WHAT IS EXPECTED: Copy out the listing exactly.

######

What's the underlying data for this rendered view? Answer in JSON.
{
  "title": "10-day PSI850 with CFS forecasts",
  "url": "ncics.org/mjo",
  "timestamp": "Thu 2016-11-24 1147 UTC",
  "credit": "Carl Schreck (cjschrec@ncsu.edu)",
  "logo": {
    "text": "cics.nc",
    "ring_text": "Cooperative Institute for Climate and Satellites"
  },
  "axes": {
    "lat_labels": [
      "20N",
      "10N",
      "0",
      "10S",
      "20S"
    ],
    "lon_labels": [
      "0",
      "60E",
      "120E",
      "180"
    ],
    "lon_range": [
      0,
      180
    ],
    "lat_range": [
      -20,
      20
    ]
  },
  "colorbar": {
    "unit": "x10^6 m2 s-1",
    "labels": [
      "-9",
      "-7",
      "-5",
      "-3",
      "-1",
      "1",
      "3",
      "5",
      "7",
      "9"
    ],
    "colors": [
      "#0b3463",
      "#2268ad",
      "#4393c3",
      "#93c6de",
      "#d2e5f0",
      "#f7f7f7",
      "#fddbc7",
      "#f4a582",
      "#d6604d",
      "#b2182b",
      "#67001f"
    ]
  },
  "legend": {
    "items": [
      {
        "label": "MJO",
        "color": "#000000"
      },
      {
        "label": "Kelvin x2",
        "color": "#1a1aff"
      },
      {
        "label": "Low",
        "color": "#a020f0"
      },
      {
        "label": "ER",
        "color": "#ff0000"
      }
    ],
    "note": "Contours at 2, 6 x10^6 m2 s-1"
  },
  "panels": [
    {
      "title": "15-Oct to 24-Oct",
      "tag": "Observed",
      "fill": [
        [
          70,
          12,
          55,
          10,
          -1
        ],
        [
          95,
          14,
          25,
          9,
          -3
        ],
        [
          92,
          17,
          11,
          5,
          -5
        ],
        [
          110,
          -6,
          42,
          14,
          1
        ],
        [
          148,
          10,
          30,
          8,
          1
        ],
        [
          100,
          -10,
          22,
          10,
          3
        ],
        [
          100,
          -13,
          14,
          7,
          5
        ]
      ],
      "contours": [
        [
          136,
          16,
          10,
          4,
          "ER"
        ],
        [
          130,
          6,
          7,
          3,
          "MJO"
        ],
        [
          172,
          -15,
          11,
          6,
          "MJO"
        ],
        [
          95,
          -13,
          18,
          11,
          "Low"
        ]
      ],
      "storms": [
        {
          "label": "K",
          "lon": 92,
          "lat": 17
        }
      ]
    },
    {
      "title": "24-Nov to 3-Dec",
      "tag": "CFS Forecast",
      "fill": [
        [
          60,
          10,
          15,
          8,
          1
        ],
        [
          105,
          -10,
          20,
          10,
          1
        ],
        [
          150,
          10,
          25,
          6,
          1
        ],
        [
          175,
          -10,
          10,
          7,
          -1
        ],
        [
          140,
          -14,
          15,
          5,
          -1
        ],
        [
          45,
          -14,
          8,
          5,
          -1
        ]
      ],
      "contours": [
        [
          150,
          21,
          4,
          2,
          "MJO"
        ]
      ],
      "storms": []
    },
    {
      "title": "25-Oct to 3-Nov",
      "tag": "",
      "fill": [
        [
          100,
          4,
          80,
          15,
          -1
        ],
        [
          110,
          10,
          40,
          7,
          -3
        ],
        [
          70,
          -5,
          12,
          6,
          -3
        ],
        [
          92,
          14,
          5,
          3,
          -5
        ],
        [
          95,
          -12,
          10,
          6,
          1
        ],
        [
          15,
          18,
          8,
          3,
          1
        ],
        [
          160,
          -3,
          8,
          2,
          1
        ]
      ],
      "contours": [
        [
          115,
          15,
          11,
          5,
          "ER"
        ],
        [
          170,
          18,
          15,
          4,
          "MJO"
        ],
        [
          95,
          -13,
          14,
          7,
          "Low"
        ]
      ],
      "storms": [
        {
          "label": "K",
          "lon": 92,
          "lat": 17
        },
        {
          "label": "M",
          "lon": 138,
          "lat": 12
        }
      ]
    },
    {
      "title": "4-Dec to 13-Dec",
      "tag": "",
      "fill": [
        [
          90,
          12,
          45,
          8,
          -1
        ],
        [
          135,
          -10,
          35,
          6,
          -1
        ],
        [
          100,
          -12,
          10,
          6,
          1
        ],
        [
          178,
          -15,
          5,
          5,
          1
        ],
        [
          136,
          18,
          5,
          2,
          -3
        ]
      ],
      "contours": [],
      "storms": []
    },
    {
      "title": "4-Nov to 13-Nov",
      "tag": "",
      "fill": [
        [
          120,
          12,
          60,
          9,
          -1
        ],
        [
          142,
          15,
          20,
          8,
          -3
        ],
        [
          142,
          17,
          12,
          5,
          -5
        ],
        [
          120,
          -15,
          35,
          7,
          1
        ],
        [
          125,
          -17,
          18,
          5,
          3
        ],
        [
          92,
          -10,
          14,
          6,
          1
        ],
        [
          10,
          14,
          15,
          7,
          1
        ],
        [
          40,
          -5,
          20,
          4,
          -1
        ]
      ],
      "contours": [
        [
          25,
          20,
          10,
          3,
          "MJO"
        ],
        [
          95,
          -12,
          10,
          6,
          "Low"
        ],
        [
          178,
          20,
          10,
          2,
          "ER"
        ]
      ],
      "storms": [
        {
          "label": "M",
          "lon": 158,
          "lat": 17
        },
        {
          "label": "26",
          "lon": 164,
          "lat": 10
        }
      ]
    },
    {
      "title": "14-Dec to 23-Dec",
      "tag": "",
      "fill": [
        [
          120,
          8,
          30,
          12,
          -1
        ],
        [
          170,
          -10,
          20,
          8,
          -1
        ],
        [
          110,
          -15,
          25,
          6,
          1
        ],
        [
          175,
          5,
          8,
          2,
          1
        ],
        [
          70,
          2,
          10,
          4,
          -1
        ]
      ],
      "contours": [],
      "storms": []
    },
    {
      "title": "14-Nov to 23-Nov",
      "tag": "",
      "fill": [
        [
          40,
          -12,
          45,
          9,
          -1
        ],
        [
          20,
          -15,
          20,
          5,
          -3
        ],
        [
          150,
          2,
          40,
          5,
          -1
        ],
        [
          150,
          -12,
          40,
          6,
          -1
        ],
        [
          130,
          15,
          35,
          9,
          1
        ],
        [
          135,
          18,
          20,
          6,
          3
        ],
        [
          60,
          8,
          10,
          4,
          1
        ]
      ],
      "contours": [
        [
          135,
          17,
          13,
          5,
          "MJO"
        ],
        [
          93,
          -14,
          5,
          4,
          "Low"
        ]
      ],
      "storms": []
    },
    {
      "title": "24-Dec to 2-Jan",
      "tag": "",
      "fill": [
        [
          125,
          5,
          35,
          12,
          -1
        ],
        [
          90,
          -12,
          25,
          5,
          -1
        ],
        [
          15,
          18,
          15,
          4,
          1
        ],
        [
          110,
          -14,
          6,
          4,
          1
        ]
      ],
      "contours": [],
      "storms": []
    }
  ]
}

######

THE ANSWER:
What's the underlying data for this rendered view? Answer in JSON.
{
  "title": "10-day PSI850 with CFS forecasts",
  "url": "ncics.org/mjo",
  "timestamp": "Thu 2016-11-24 1147 UTC",
  "credit": "Carl Schreck (cjschrec@ncsu.edu)",
  "logo": {
    "text": "cics.nc",
    "ring_text": "Cooperative Institute for Climate and Satellites"
  },
  "axes": {
    "lat_labels": [
      "20N",
      "10N",
      "0",
      "10S",
      "20S"
    ],
    "lon_labels": [
      "0",
      "60E",
      "120E",
      "180"
    ],
    "lon_range": [
      0,
      180
    ],
    "lat_range": [
      -20,
      20
    ]
  },
  "colorbar": {
    "unit": "x10^6 m2 s-1",
    "labels": [
      "-9",
      "-7",
      "-5",
      "-3",
      "-1",
      "1",
      "3",
      "5",
      "7",
      "9"
    ],
    "colors": [
      "#0b3463",
      "#2268ad",
      "#4393c3",
      "#93c6de",
      "#d2e5f0",
      "#f7f7f7",
      "#fddbc7",
      "#f4a582",
      "#d6604d",
      "#b2182b",
      "#67001f"
    ]
  },
  "legend": {
    "items": [
      {
        "label": "MJO",
        "color": "#000000"
      },
      {
        "label": "Kelvin x2",
        "color": "#1a1aff"
      },
      {
        "label": "Low",
        "color": "#a020f0"
      },
      {
        "label": "ER",
        "color": "#ff0000"
      }
    ],
    "note": "Contours at 2, 6 x10^6 m2 s-1"
  },
  "panels": [
    {
      "title": "15-Oct to 24-Oct",
      "tag": "Observed",
      "fill": [
        [
          70,
          12,
          55,
          10,
          -1
        ],
        [
          95,
          14,
          25,
          9,
          -3
        ],
        [
          92,
          17,
          11,
          5,
          -5
        ],
        [
          110,
          -6,
          42,
          14,
          1
        ],
        [
          148,
          10,
          30,
          8,
          1
        ],
        [
          100,
          -10,
          22,
          10,
          3
        ],
        [
          100,
          -13,
          14,
          7,
          5
        ]
      ],
      "contours": [
        [
          136,
          16,
          10,
          4,
          "ER"
        ],
        [
          130,
          6,
          7,
          3,
          "MJO"
        ],
        [
          172,
          -15,
          11,
          6,
          "MJO"
        ],
        [
          95,
          -13,
          18,
          11,
          "Low"
        ]
      ],
      "storms": [
        {
          "label": "K",
          "lon": 92,
          "lat": 17
        }
      ]
    },
    {
      "title": "24-Nov to 3-Dec",
      "tag": "CFS Forecast",
      "fill": [
        [
          60,
          10,
          15,
          8,
          1
        ],
        [
          105,
          -10,
          20,
          10,
          1
        ],
        [
          150,
          10,
          25,
          6,
          1
        ],
        [
          175,
          -10,
          10,
          7,
          -1
        ],
        [
          140,
          -14,
          15,
          5,
          -1
        ],
        [
          45,
          -14,
          8,
          5,
          -1
        ]
      ],
      "contours": [
        [
          150,
          21,
          4,
          2,
          "MJO"
        ]
      ],
      "storms": []
    },
    {
      "title": "25-Oct to 3-Nov",
      "tag": "",
      "fill": [
        [
          100,
          4,
          80,
          15,
          -1
        ],
        [
          110,
          10,
          40,
          7,
          -3
        ],
        [
          70,
          -5,
          12,
          6,
          -3
        ],
        [
          92,
          14,
          5,
          3,
          -5
        ],
        [
          95,
          -12,
          10,
          6,
          1
        ],
        [
          15,
          18,
          8,
          3,
          1
        ],
        [
          160,
          -3,
          8,
          2,
          1
        ]
      ],
      "contours": [
        [
          115,
          15,
          11,
          5,
          "ER"
        ],
        [
          170,
          18,
          15,
          4,
          "MJO"
        ],
        [
          95,
          -13,
          14,
          7,
          "Low"
        ]
      ],
      "storms": [
        {
          "label": "K",
          "lon": 92,
          "lat": 17
        },
        {
          "label": "M",
          "lon": 138,
          "lat": 12
        }
      ]
    },
    {
      "title": "4-Dec to 13-Dec",
      "tag": "",
      "fill": [
        [
          90,
          12,
          45,
          8,
          -1
        ],
        [
          135,
          -10,
          35,
          6,
          -1
        ],
        [
          100,
          -12,
          10,
          6,
          1
        ],
        [
          178,
          -15,
          5,
          5,
          1
        ],
        [
          136,
          18,
          5,
          2,
          -3
        ]
      ],
      "contours": [],
      "storms": []
    },
    {
      "title": "4-Nov to 13-Nov",
      "tag": "",
      "fill": [
        [
          120,
          12,
          60,
          9,
          -1
        ],
        [
          142,
          15,
          20,
          8,
          -3
        ],
        [
          142,
          17,
          12,
          5,
          -5
        ],
        [
          120,
          -15,
          35,
          7,
          1
        ],
        [
          125,
          -17,
          18,
          5,
          3
        ],
        [
          92,
          -10,
          14,
          6,
          1
        ],
        [
          10,
          14,
          15,
          7,
          1
        ],
        [
          40,
          -5,
          20,
          4,
          -1
        ]
      ],
      "contours": [
        [
          25,
          20,
          10,
          3,
          "MJO"
        ],
        [
          95,
          -12,
          10,
          6,
          "Low"
        ],
        [
          178,
          20,
          10,
          2,
          "ER"
        ]
      ],
      "storms": [
        {
          "label": "M",
          "lon": 158,
          "lat": 17
        },
        {
          "label": "26",
          "lon": 164,
          "lat": 10
        }
      ]
    },
    {
      "title": "14-Dec to 23-Dec",
      "tag": "",
      "fill": [
        [
          120,
          8,
          30,
          12,
          -1
        ],
        [
          170,
          -10,
          20,
          8,
          -1
        ],
        [
          110,
          -15,
          25,
          6,
          1
        ],
        [
          175,
          5,
          8,
          2,
          1
        ],
        [
          70,
          2,
          10,
          4,
          -1
        ]
      ],
      "contours": [],
      "storms": []
    },
    {
      "title": "14-Nov to 23-Nov",
      "tag": "",
      "fill": [
        [
          40,
          -12,
          45,
          9,
          -1
        ],
        [
          20,
          -15,
          20,
          5,
          -3
        ],
        [
          150,
          2,
          40,
          5,
          -1
        ],
        [
          150,
          -12,
          40,
          6,
          -1
        ],
        [
          130,
          15,
          35,
          9,
          1
        ],
        [
          135,
          18,
          20,
          6,
          3
        ],
        [
          60,
          8,
          10,
          4,
          1
        ]
      ],
      "contours": [
        [
          135,
          17,
          13,
          5,
          "MJO"
        ],
        [
          93,
          -14,
          5,
          4,
          "Low"
        ]
      ],
      "storms": []
    },
    {
      "title": "24-Dec to 2-Jan",
      "tag": "",
      "fill": [
        [
          125,
          5,
          35,
          12,
          -1
        ],
        [
          90,
          -12,
          25,
          5,
          -1
        ],
        [
          15,
          18,
          15,
          4,
          1
        ],
        [
          110,
          -14,
          6,
          4,
          1
        ]
      ],
      "contours": [],
      "storms": []
    }
  ]
}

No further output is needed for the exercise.